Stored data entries

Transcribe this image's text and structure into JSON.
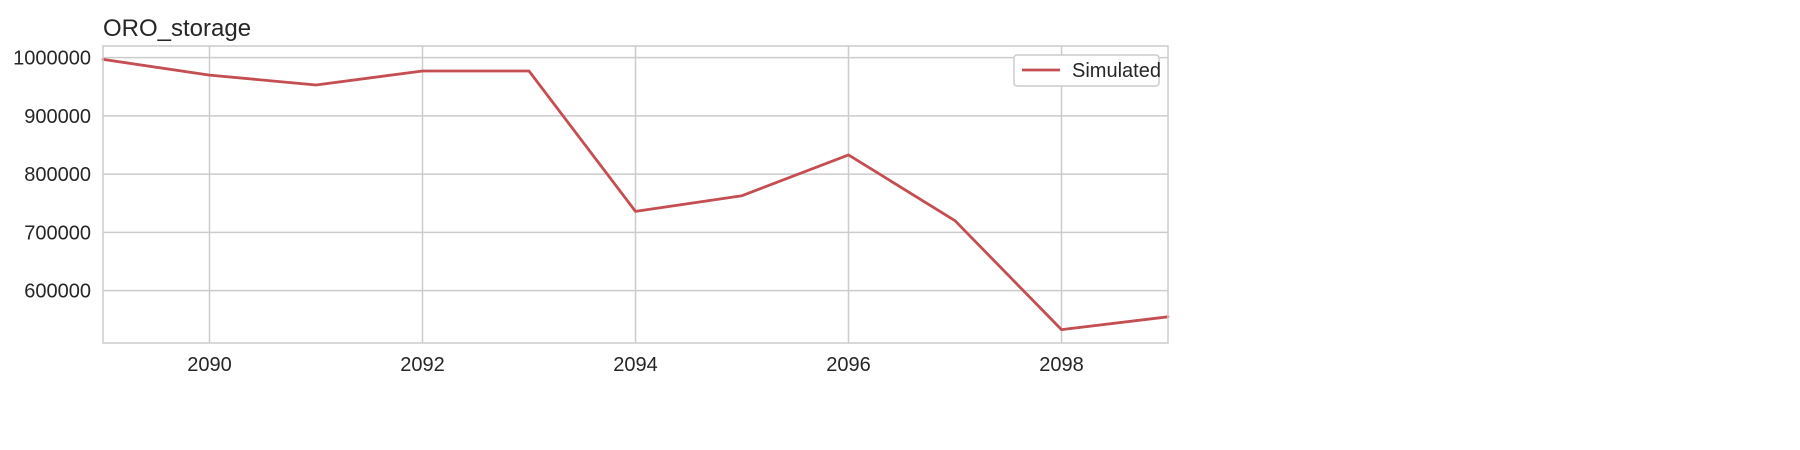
{
  "chart_data": {
    "type": "line",
    "title": "ORO_storage",
    "xlabel": "",
    "ylabel": "",
    "xlim": [
      2089,
      2099
    ],
    "ylim": [
      510000,
      1020000
    ],
    "x_ticks": [
      2090,
      2092,
      2094,
      2096,
      2098
    ],
    "y_ticks": [
      600000,
      700000,
      800000,
      900000,
      1000000
    ],
    "grid": true,
    "legend_position": "top-right",
    "series": [
      {
        "name": "Simulated",
        "color": "#c44e52",
        "x": [
          2089,
          2090,
          2091,
          2092,
          2093,
          2094,
          2095,
          2096,
          2097,
          2098,
          2099
        ],
        "y": [
          997000,
          970000,
          953000,
          977000,
          977000,
          736000,
          763000,
          833000,
          720000,
          533000,
          555000
        ]
      }
    ]
  }
}
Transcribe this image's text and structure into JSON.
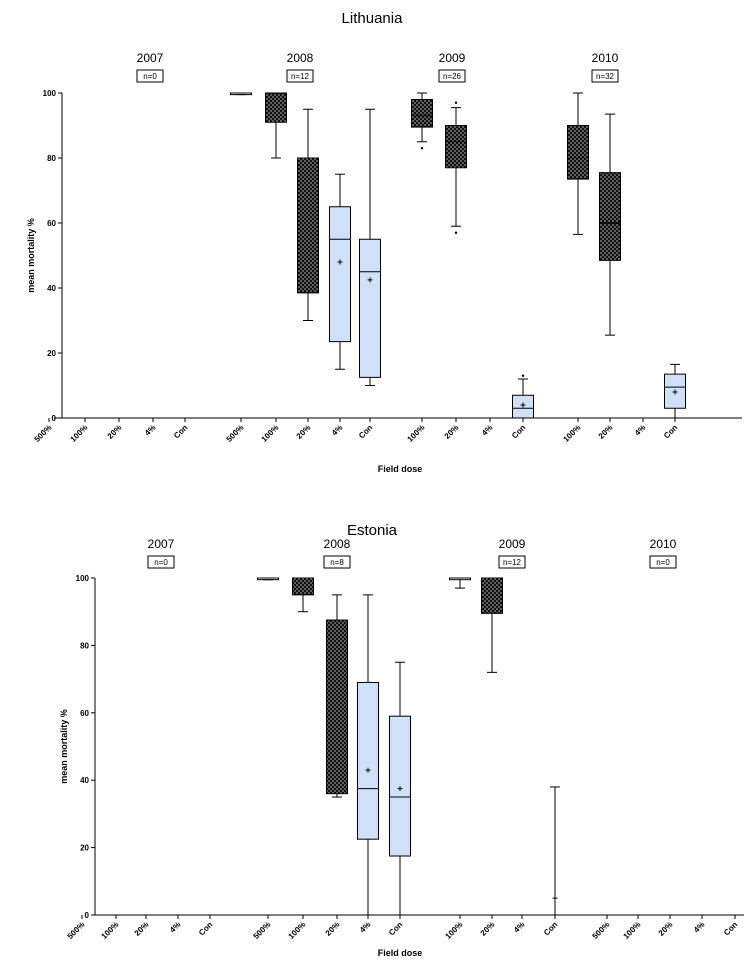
{
  "chart_data": [
    {
      "type": "box",
      "title": "Lithuania",
      "xlabel": "Field dose",
      "ylabel": "mean mortality %",
      "ylim": [
        0,
        100
      ],
      "yticks": [
        0,
        20,
        40,
        60,
        80,
        100
      ],
      "groups": [
        {
          "label": "2007",
          "n": "n=0",
          "categories": [
            "500%",
            "100%",
            "20%",
            "4%",
            "Con"
          ],
          "boxes": [
            null,
            null,
            null,
            null,
            null
          ]
        },
        {
          "label": "2008",
          "n": "n=12",
          "categories": [
            "500%",
            "100%",
            "20%",
            "4%",
            "Con"
          ],
          "boxes": [
            {
              "min": 99.5,
              "q1": 99.5,
              "median": 100,
              "q3": 100,
              "max": 100,
              "fill": "none"
            },
            {
              "min": 80,
              "q1": 91,
              "median": 100,
              "q3": 100,
              "max": 100,
              "fill": "dots"
            },
            {
              "min": 30,
              "q1": 38.5,
              "median": 80,
              "q3": 80,
              "max": 95,
              "fill": "dots"
            },
            {
              "min": 15,
              "q1": 23.5,
              "median": 55,
              "q3": 65,
              "max": 75,
              "mean": 48,
              "fill": "light"
            },
            {
              "min": 10,
              "q1": 12.5,
              "median": 45,
              "q3": 55,
              "max": 95,
              "mean": 42.5,
              "fill": "light"
            }
          ]
        },
        {
          "label": "2009",
          "n": "n=26",
          "categories": [
            "100%",
            "20%",
            "4%",
            "Con"
          ],
          "boxes": [
            {
              "min": 85,
              "q1": 89.5,
              "median": 93,
              "q3": 98,
              "max": 100,
              "outliers": [
                83
              ],
              "fill": "dots"
            },
            {
              "min": 59,
              "q1": 77,
              "median": 85,
              "q3": 90,
              "max": 95.5,
              "outliers": [
                57,
                97
              ],
              "fill": "dots"
            },
            null,
            {
              "min": 0,
              "q1": 0,
              "median": 3,
              "q3": 7,
              "max": 12,
              "mean": 4,
              "outliers": [
                13
              ],
              "fill": "light"
            }
          ]
        },
        {
          "label": "2010",
          "n": "n=32",
          "categories": [
            "100%",
            "20%",
            "4%",
            "Con"
          ],
          "boxes": [
            {
              "min": 56.5,
              "q1": 73.5,
              "median": 80,
              "q3": 90,
              "max": 100,
              "fill": "dots"
            },
            {
              "min": 25.5,
              "q1": 48.5,
              "median": 60,
              "q3": 75.5,
              "max": 93.5,
              "fill": "dots"
            },
            null,
            {
              "min": 0,
              "q1": 3,
              "median": 9.5,
              "q3": 13.5,
              "max": 16.5,
              "mean": 8,
              "fill": "light"
            }
          ]
        }
      ]
    },
    {
      "type": "box",
      "title": "Estonia",
      "xlabel": "Field dose",
      "ylabel": "mean mortality %",
      "ylim": [
        0,
        100
      ],
      "yticks": [
        0,
        20,
        40,
        60,
        80,
        100
      ],
      "groups": [
        {
          "label": "2007",
          "n": "n=0",
          "categories": [
            "500%",
            "100%",
            "20%",
            "4%",
            "Con"
          ],
          "boxes": [
            null,
            null,
            null,
            null,
            null
          ]
        },
        {
          "label": "2008",
          "n": "n=8",
          "categories": [
            "500%",
            "100%",
            "20%",
            "4%",
            "Con"
          ],
          "boxes": [
            {
              "min": 99.5,
              "q1": 99.5,
              "median": 100,
              "q3": 100,
              "max": 100,
              "fill": "none"
            },
            {
              "min": 90,
              "q1": 95,
              "median": 100,
              "q3": 100,
              "max": 100,
              "fill": "dots"
            },
            {
              "min": 35,
              "q1": 36,
              "median": 87.5,
              "q3": 87.5,
              "max": 95,
              "fill": "dots"
            },
            {
              "min": 0,
              "q1": 22.5,
              "median": 37.5,
              "q3": 69,
              "max": 95,
              "mean": 43,
              "fill": "light"
            },
            {
              "min": 0,
              "q1": 17.5,
              "median": 35,
              "q3": 59,
              "max": 75,
              "mean": 37.5,
              "fill": "light"
            }
          ]
        },
        {
          "label": "2009",
          "n": "n=12",
          "categories": [
            "100%",
            "20%",
            "4%",
            "Con"
          ],
          "boxes": [
            {
              "min": 97,
              "q1": 99.5,
              "median": 100,
              "q3": 100,
              "max": 100,
              "fill": "none"
            },
            {
              "min": 72,
              "q1": 89.5,
              "median": 100,
              "q3": 100,
              "max": 100,
              "fill": "dots"
            },
            null,
            {
              "min": 0,
              "q1": 0,
              "median": 0,
              "q3": 0,
              "max": 38,
              "mean": 5,
              "fill": "none"
            }
          ]
        },
        {
          "label": "2010",
          "n": "n=0",
          "categories": [
            "500%",
            "100%",
            "20%",
            "4%",
            "Con"
          ],
          "boxes": [
            {
              "min": 0,
              "q1": 0,
              "median": 0,
              "q3": 0,
              "max": 0,
              "fill": "none"
            },
            {
              "min": 0,
              "q1": 0,
              "median": 0,
              "q3": 0,
              "max": 0,
              "fill": "none"
            },
            {
              "min": 0,
              "q1": 0,
              "median": 0,
              "q3": 0,
              "max": 0,
              "fill": "none"
            },
            {
              "min": 0,
              "q1": 0,
              "median": 0,
              "q3": 0,
              "max": 0,
              "fill": "none"
            },
            {
              "min": 0,
              "q1": 0,
              "median": 0,
              "q3": 0,
              "max": 0,
              "fill": "none"
            }
          ]
        }
      ]
    }
  ],
  "colors": {
    "light_fill": "#cfe0f8",
    "dark_fill": "#111111",
    "ink": "#000000"
  }
}
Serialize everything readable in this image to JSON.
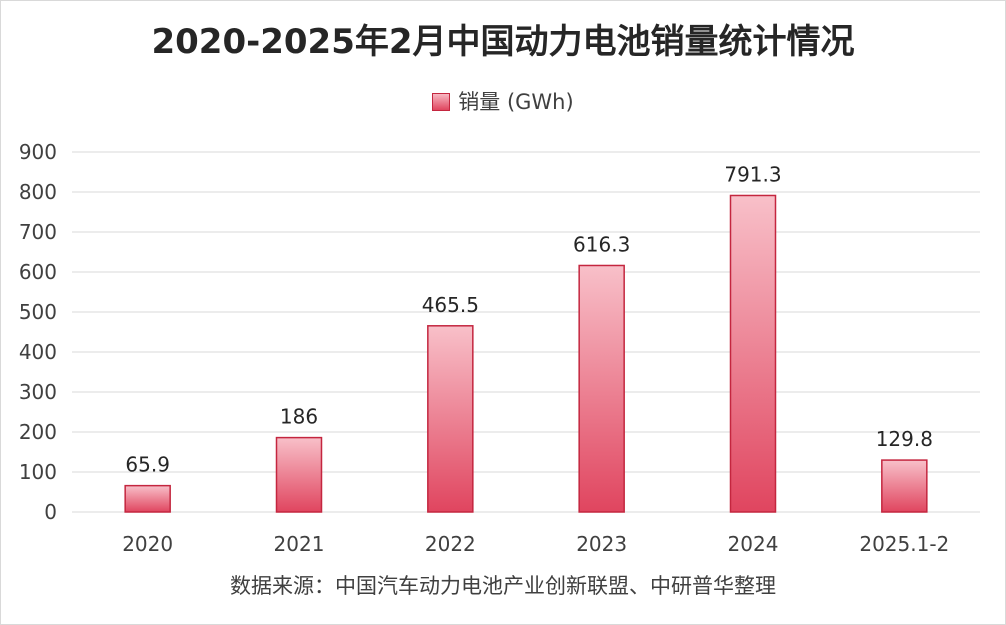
{
  "colors": {
    "bar_top": "#f8c0c9",
    "bar_bottom": "#e0455f",
    "bar_border": "#c4263f",
    "grid": "#d9d9d9",
    "text": "#404040"
  },
  "source_note": "数据来源：中国汽车动力电池产业创新联盟、中研普华整理",
  "chart_data": {
    "type": "bar",
    "title": "2020-2025年2月中国动力电池销量统计情况",
    "categories": [
      "2020",
      "2021",
      "2022",
      "2023",
      "2024",
      "2025.1-2"
    ],
    "series": [
      {
        "name": "销量 (GWh)",
        "values": [
          65.9,
          186,
          465.5,
          616.3,
          791.3,
          129.8
        ],
        "labels": [
          "65.9",
          "186",
          "465.5",
          "616.3",
          "791.3",
          "129.8"
        ]
      }
    ],
    "ylim": [
      0,
      900
    ],
    "yticks": [
      0,
      100,
      200,
      300,
      400,
      500,
      600,
      700,
      800,
      900
    ],
    "grid": true,
    "legend_position": "top-center"
  }
}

### Requirement
Omit all pictures and write out, exactly, only the lines from the line containing "Serialize everything readable" through the last line of the entries above.

### Answer
Serialize everything readable in this image to JSON.
{
  "colors": {
    "bar_top": "#f8c0c9",
    "bar_bottom": "#e0455f",
    "bar_border": "#c4263f",
    "grid": "#d9d9d9",
    "text": "#404040"
  },
  "source_note": "数据来源：中国汽车动力电池产业创新联盟、中研普华整理",
  "chart_data": {
    "type": "bar",
    "title": "2020-2025年2月中国动力电池销量统计情况",
    "categories": [
      "2020",
      "2021",
      "2022",
      "2023",
      "2024",
      "2025.1-2"
    ],
    "series": [
      {
        "name": "销量 (GWh)",
        "values": [
          65.9,
          186,
          465.5,
          616.3,
          791.3,
          129.8
        ],
        "labels": [
          "65.9",
          "186",
          "465.5",
          "616.3",
          "791.3",
          "129.8"
        ]
      }
    ],
    "ylim": [
      0,
      900
    ],
    "yticks": [
      0,
      100,
      200,
      300,
      400,
      500,
      600,
      700,
      800,
      900
    ],
    "grid": true,
    "legend_position": "top-center"
  }
}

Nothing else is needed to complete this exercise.